Task to complete: Check each line of the data for "title" and select those that have it.

--- Start Data in this exercise ---

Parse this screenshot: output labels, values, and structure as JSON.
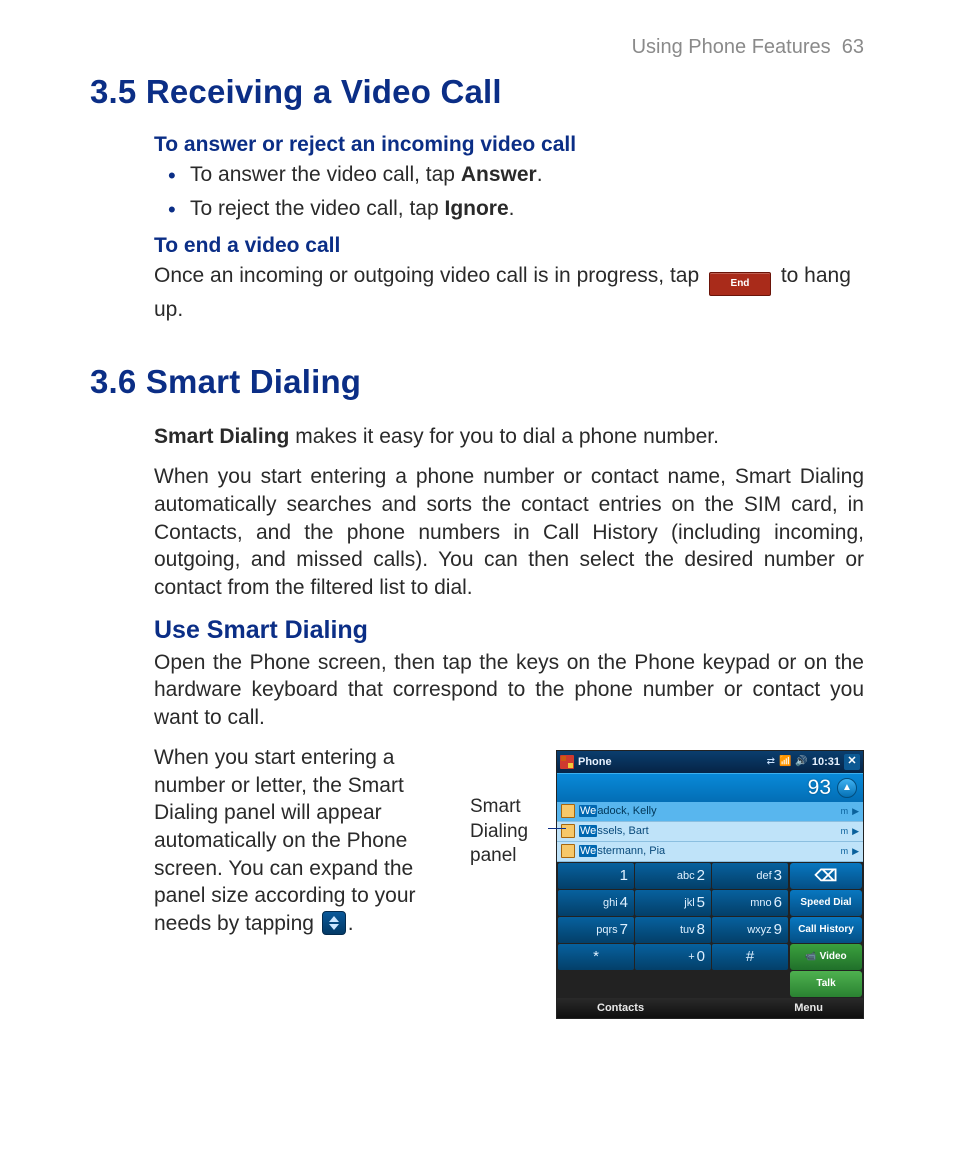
{
  "header": {
    "section": "Using Phone Features",
    "page": "63"
  },
  "s35": {
    "title": "3.5  Receiving a Video Call",
    "sub1": "To answer or reject an incoming video call",
    "b1_pre": "To answer the video call, tap ",
    "b1_bold": "Answer",
    "b1_post": ".",
    "b2_pre": "To reject the video call, tap ",
    "b2_bold": "Ignore",
    "b2_post": ".",
    "sub2": "To end a video call",
    "end_pre": "Once an incoming or outgoing video call is in progress, tap ",
    "end_btn": "End",
    "end_post": " to hang up."
  },
  "s36": {
    "title": "3.6  Smart Dialing",
    "p1_bold": "Smart Dialing",
    "p1_rest": " makes it easy for you to dial a phone number.",
    "p2": "When you start entering a phone number or contact name, Smart Dialing automatically searches and sorts the contact entries on the SIM card, in Contacts, and the phone numbers in Call History (including incoming, outgoing, and missed calls). You can then select the desired number or contact from the filtered list to dial.",
    "sub": "Use Smart Dialing",
    "p3": "Open the Phone screen, then tap the keys on the Phone keypad or on the hardware keyboard that correspond to the phone number or contact you want to call.",
    "p4_pre": "When you start entering a number or letter, the Smart Dialing panel will appear automatically on the Phone screen. You can expand the panel size according to your needs by tapping  ",
    "p4_post": "."
  },
  "callout": {
    "l1": "Smart",
    "l2": "Dialing",
    "l3": "panel"
  },
  "phone": {
    "title": "Phone",
    "time": "10:31",
    "display": "93",
    "contacts": [
      {
        "pre": "We",
        "rest": "adock, Kelly",
        "tag": "m"
      },
      {
        "pre": "We",
        "rest": "ssels, Bart",
        "tag": "m"
      },
      {
        "pre": "We",
        "rest": "stermann, Pia",
        "tag": "m"
      }
    ],
    "keys": [
      {
        "sub": "",
        "d": "1"
      },
      {
        "sub": "abc",
        "d": "2"
      },
      {
        "sub": "def",
        "d": "3"
      },
      {
        "sub": "ghi",
        "d": "4"
      },
      {
        "sub": "jkl",
        "d": "5"
      },
      {
        "sub": "mno",
        "d": "6"
      },
      {
        "sub": "pqrs",
        "d": "7"
      },
      {
        "sub": "tuv",
        "d": "8"
      },
      {
        "sub": "wxyz",
        "d": "9"
      },
      {
        "sub": "*",
        "d": ""
      },
      {
        "sub": "+",
        "d": "0"
      },
      {
        "sub": "#",
        "d": ""
      }
    ],
    "side": {
      "speed": "Speed Dial",
      "history": "Call History",
      "video": "Video",
      "talk": "Talk"
    },
    "bottom": {
      "left": "Contacts",
      "right": "Menu"
    }
  }
}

--- End Data in this exercise ---

Answer to the exercise:
    "title": "3.5  Receiving a Video Call",
    "title": "3.6  Smart Dialing",
    "title": "Phone",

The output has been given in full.